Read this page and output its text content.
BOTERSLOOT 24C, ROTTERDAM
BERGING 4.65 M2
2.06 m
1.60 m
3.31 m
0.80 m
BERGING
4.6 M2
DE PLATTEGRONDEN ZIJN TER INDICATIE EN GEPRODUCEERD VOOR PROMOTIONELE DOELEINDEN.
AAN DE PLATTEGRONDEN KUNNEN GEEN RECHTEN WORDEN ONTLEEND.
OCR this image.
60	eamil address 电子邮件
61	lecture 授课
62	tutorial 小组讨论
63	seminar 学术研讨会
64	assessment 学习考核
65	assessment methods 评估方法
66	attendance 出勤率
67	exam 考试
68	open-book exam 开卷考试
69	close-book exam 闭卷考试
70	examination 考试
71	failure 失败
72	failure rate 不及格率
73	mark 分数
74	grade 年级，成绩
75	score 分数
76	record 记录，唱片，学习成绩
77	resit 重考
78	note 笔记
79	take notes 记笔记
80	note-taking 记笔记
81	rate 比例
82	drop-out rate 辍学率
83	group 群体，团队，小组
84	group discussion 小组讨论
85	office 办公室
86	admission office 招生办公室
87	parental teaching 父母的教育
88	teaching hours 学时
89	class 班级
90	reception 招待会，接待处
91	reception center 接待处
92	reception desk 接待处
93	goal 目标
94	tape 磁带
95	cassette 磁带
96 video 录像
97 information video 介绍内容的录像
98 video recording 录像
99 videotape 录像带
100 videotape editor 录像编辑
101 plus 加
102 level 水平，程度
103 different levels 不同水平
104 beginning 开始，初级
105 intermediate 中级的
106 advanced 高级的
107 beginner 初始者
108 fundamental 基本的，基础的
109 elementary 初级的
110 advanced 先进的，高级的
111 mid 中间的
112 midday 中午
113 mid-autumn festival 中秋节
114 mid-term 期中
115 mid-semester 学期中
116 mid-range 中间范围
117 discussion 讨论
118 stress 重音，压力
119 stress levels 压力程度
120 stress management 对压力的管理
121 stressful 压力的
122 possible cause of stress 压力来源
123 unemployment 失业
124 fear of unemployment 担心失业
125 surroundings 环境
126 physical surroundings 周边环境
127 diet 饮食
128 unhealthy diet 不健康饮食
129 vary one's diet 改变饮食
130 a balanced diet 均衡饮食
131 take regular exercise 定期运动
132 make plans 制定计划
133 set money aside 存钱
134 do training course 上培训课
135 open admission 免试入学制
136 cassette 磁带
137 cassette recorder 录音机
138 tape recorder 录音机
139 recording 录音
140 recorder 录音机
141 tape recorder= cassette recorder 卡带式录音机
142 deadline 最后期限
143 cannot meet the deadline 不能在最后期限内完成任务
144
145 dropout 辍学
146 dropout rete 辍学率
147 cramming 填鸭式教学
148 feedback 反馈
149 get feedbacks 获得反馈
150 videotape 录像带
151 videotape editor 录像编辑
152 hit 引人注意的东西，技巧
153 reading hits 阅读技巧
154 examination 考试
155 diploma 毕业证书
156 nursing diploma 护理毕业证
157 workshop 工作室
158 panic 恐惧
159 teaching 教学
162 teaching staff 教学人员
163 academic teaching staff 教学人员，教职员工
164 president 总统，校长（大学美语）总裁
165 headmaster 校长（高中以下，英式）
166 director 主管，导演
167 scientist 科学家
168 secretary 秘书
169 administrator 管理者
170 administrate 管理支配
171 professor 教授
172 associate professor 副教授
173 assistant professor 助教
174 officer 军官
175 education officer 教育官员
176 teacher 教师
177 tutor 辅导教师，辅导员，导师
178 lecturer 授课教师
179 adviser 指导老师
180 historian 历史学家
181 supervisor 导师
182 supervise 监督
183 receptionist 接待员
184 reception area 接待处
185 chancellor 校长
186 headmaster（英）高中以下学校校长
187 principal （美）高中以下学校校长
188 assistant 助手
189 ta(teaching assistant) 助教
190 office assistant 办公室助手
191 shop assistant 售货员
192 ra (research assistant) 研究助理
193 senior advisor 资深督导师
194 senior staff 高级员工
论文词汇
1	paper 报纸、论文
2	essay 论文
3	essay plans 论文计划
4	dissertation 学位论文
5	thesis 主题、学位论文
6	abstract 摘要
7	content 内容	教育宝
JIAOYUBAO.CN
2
——————————
## WORK TO BE COMPLETED
Check each line of the records for "deadline" and copy the ones that contain it.

## ANSWER TO THIS TASK
142 deadline 最后期限
143 cannot meet the deadline 不能在最后期限内完成任务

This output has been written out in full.